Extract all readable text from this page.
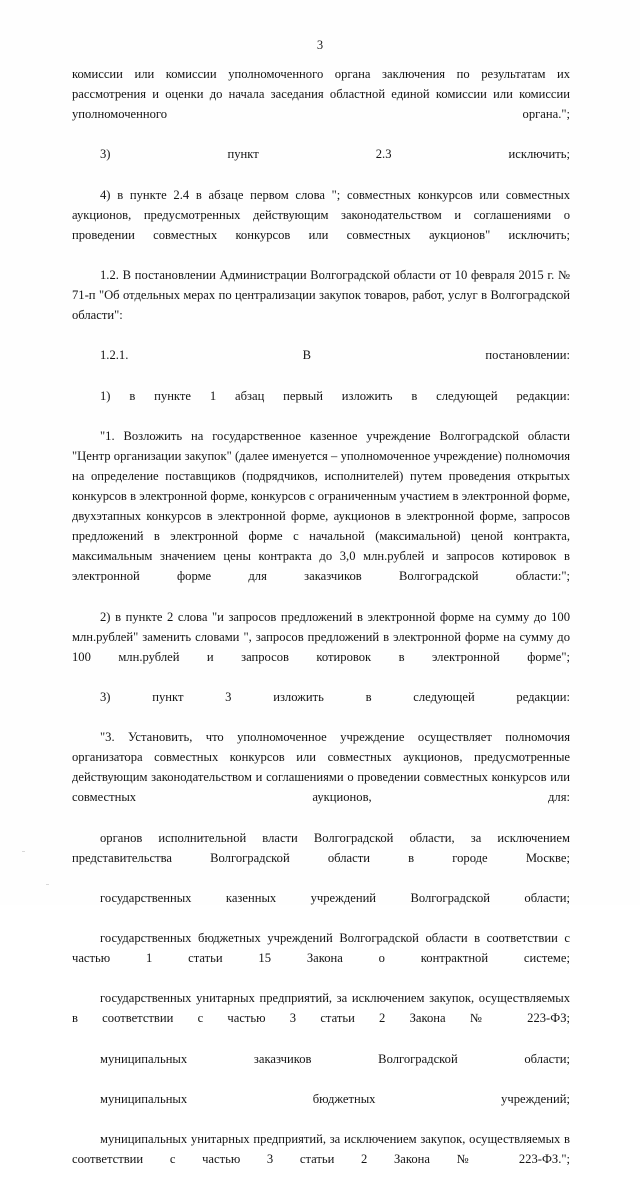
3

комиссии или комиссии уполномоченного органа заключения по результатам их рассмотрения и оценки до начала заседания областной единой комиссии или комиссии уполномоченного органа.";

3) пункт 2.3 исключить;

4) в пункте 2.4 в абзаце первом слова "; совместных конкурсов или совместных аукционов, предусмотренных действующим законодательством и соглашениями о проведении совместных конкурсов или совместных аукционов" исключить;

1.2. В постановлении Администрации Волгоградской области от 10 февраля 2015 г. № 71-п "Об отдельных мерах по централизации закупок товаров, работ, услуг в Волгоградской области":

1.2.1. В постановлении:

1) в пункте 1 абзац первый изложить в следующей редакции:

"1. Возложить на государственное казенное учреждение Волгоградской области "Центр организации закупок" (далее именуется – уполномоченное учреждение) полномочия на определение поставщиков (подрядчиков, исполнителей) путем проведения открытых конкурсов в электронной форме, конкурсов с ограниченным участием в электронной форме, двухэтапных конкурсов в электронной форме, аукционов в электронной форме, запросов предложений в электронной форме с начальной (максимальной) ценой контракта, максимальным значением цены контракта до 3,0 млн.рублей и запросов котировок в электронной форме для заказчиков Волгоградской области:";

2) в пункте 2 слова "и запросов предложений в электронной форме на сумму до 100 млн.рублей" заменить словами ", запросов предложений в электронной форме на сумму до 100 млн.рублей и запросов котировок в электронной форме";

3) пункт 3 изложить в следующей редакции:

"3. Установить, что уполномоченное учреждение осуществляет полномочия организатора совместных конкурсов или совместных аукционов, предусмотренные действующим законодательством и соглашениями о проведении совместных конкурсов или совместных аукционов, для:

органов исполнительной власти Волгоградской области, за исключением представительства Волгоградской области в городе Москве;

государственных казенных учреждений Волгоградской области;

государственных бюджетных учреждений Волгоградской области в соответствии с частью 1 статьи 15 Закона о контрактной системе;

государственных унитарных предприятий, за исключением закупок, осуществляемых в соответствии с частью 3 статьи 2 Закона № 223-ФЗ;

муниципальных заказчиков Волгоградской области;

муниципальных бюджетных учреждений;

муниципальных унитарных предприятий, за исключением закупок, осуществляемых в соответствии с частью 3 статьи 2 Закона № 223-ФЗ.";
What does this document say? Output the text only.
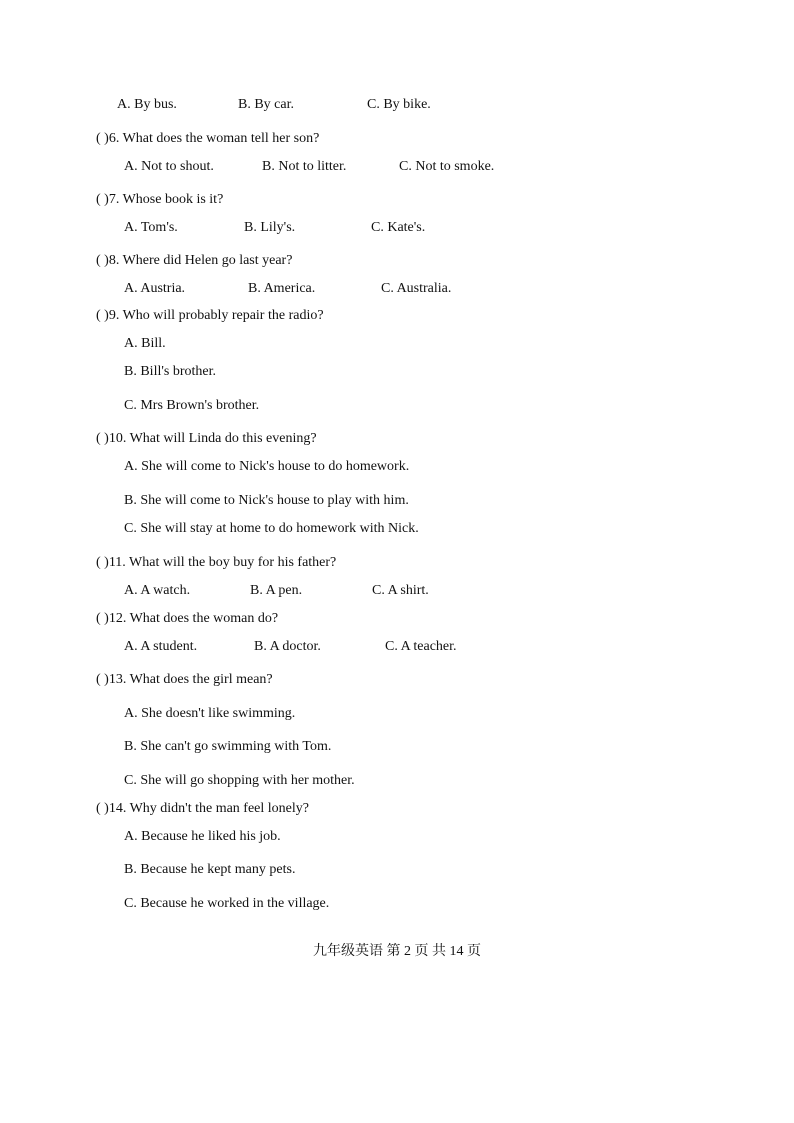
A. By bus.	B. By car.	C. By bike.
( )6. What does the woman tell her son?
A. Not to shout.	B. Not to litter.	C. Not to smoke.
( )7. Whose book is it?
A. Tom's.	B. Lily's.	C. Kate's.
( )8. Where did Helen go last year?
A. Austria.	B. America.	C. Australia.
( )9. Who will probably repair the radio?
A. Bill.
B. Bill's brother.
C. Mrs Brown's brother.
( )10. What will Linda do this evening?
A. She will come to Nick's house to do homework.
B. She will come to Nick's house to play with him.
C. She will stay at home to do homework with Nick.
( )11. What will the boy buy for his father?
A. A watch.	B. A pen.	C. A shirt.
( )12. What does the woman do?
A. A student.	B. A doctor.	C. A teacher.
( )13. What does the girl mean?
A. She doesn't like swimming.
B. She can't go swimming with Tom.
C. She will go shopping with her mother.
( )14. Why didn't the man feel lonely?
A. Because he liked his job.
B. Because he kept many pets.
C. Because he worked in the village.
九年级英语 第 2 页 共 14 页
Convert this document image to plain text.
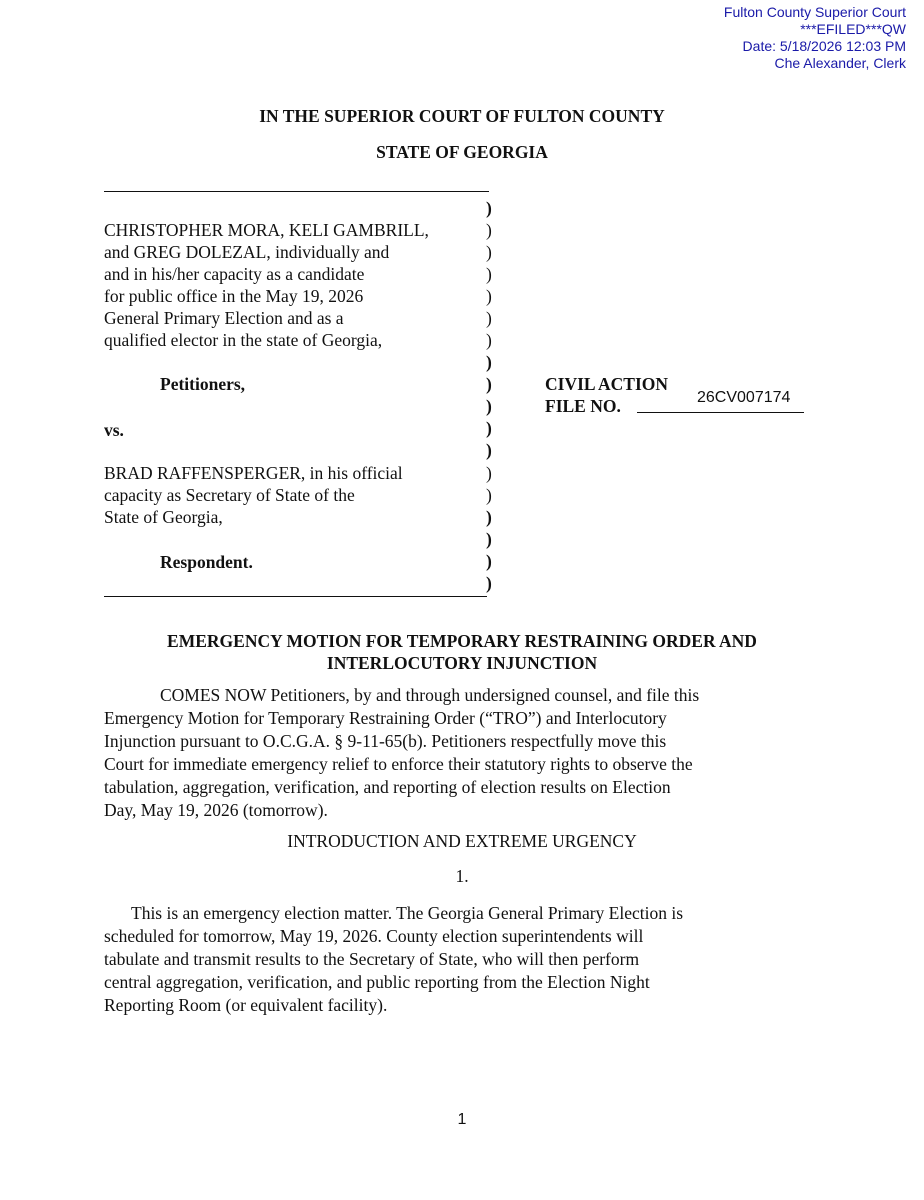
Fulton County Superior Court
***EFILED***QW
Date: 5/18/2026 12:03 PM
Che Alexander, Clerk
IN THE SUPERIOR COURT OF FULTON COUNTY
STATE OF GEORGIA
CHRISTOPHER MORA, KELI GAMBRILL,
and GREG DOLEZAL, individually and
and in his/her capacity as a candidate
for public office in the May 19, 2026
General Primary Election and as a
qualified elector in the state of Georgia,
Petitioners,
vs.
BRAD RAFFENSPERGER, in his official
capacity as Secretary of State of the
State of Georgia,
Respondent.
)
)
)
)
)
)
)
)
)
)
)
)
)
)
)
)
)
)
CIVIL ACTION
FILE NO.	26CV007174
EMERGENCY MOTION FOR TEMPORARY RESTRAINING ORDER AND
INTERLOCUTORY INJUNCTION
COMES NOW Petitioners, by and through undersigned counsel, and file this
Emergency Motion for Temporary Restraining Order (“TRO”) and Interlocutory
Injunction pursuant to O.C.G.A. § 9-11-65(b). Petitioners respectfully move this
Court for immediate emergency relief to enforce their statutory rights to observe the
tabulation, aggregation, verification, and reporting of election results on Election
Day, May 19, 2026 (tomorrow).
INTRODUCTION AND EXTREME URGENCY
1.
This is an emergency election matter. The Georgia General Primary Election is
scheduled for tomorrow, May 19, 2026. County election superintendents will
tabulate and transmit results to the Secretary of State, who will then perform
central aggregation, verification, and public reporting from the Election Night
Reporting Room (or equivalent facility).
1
+===+
WHAT TO WORK ON
Look through the records and gather every line containing "homework".

SOLVED EXERCISE
A. She will come to Nick's house to do homework.
C. She will stay at home to do homework with Nick.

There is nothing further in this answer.